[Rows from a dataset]
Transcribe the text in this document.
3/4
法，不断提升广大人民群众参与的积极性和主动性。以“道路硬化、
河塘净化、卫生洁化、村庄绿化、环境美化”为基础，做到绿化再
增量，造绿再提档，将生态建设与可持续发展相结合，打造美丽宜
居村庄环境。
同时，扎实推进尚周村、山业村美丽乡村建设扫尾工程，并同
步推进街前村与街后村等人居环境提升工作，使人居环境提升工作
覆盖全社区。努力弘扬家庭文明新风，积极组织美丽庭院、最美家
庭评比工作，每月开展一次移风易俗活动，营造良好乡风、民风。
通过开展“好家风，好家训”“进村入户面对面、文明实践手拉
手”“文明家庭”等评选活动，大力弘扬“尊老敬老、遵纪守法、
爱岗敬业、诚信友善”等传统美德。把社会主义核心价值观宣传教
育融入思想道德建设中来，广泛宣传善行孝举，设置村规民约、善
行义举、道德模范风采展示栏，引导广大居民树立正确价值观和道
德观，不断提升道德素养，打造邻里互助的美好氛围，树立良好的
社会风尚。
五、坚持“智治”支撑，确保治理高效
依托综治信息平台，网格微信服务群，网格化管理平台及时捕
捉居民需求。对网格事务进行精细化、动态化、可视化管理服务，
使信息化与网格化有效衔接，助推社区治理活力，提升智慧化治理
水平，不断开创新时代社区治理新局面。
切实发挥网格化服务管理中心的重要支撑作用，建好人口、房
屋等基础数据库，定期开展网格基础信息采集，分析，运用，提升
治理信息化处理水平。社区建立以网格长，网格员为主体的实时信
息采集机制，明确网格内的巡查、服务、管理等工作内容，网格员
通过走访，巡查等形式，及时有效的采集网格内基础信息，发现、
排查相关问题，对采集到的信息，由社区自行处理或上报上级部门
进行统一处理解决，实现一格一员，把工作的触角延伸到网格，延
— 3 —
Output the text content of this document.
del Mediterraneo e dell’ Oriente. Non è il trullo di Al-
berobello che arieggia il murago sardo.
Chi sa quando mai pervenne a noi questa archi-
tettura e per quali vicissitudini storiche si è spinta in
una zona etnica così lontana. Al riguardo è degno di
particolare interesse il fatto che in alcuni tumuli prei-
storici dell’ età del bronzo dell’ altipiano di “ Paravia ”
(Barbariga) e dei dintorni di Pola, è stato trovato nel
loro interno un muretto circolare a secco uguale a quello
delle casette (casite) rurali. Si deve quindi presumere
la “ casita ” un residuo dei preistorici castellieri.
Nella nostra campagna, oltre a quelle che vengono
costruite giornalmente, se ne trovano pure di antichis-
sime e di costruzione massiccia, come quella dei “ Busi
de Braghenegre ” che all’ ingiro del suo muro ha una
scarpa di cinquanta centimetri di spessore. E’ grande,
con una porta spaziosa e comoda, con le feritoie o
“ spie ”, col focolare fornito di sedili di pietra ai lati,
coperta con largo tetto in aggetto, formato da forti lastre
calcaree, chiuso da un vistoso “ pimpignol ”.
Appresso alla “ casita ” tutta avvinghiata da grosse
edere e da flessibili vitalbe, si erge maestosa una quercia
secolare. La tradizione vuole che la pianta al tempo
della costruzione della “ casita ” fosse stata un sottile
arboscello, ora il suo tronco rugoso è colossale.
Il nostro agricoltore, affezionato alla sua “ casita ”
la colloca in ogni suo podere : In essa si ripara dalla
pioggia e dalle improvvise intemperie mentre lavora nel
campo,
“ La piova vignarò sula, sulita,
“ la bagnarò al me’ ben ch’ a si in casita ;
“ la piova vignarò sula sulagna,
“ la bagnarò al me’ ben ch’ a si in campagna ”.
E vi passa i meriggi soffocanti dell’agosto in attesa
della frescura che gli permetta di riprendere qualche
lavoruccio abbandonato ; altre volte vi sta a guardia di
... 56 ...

__Task__:
Return all the data above once more, precisely as given.

__Answer for this exercise__:
Transcribe the text in this document.
3/4
法，不断提升广大人民群众参与的积极性和主动性。以“道路硬化、
河塘净化、卫生洁化、村庄绿化、环境美化”为基础，做到绿化再
增量，造绿再提档，将生态建设与可持续发展相结合，打造美丽宜
居村庄环境。
同时，扎实推进尚周村、山业村美丽乡村建设扫尾工程，并同
步推进街前村与街后村等人居环境提升工作，使人居环境提升工作
覆盖全社区。努力弘扬家庭文明新风，积极组织美丽庭院、最美家
庭评比工作，每月开展一次移风易俗活动，营造良好乡风、民风。
通过开展“好家风，好家训”“进村入户面对面、文明实践手拉
手”“文明家庭”等评选活动，大力弘扬“尊老敬老、遵纪守法、
爱岗敬业、诚信友善”等传统美德。把社会主义核心价值观宣传教
育融入思想道德建设中来，广泛宣传善行孝举，设置村规民约、善
行义举、道德模范风采展示栏，引导广大居民树立正确价值观和道
德观，不断提升道德素养，打造邻里互助的美好氛围，树立良好的
社会风尚。
五、坚持“智治”支撑，确保治理高效
依托综治信息平台，网格微信服务群，网格化管理平台及时捕
捉居民需求。对网格事务进行精细化、动态化、可视化管理服务，
使信息化与网格化有效衔接，助推社区治理活力，提升智慧化治理
水平，不断开创新时代社区治理新局面。
切实发挥网格化服务管理中心的重要支撑作用，建好人口、房
屋等基础数据库，定期开展网格基础信息采集，分析，运用，提升
治理信息化处理水平。社区建立以网格长，网格员为主体的实时信
息采集机制，明确网格内的巡查、服务、管理等工作内容，网格员
通过走访，巡查等形式，及时有效的采集网格内基础信息，发现、
排查相关问题，对采集到的信息，由社区自行处理或上报上级部门
进行统一处理解决，实现一格一员，把工作的触角延伸到网格，延
— 3 —
Output the text content of this document.
del Mediterraneo e dell’ Oriente. Non è il trullo di Al-
berobello che arieggia il murago sardo.
Chi sa quando mai pervenne a noi questa archi-
tettura e per quali vicissitudini storiche si è spinta in
una zona etnica così lontana. Al riguardo è degno di
particolare interesse il fatto che in alcuni tumuli prei-
storici dell’ età del bronzo dell’ altipiano di “ Paravia ”
(Barbariga) e dei dintorni di Pola, è stato trovato nel
loro interno un muretto circolare a secco uguale a quello
delle casette (casite) rurali. Si deve quindi presumere
la “ casita ” un residuo dei preistorici castellieri.
Nella nostra campagna, oltre a quelle che vengono
costruite giornalmente, se ne trovano pure di antichis-
sime e di costruzione massiccia, come quella dei “ Busi
de Braghenegre ” che all’ ingiro del suo muro ha una
scarpa di cinquanta centimetri di spessore. E’ grande,
con una porta spaziosa e comoda, con le feritoie o
“ spie ”, col focolare fornito di sedili di pietra ai lati,
coperta con largo tetto in aggetto, formato da forti lastre
calcaree, chiuso da un vistoso “ pimpignol ”.
Appresso alla “ casita ” tutta avvinghiata da grosse
edere e da flessibili vitalbe, si erge maestosa una quercia
secolare. La tradizione vuole che la pianta al tempo
della costruzione della “ casita ” fosse stata un sottile
arboscello, ora il suo tronco rugoso è colossale.
Il nostro agricoltore, affezionato alla sua “ casita ”
la colloca in ogni suo podere : In essa si ripara dalla
pioggia e dalle improvvise intemperie mentre lavora nel
campo,
“ La piova vignarò sula, sulita,
“ la bagnarò al me’ ben ch’ a si in casita ;
“ la piova vignarò sula sulagna,
“ la bagnarò al me’ ben ch’ a si in campagna ”.
E vi passa i meriggi soffocanti dell’agosto in attesa
della frescura che gli permetta di riprendere qualche
lavoruccio abbandonato ; altre volte vi sta a guardia di
... 56 ...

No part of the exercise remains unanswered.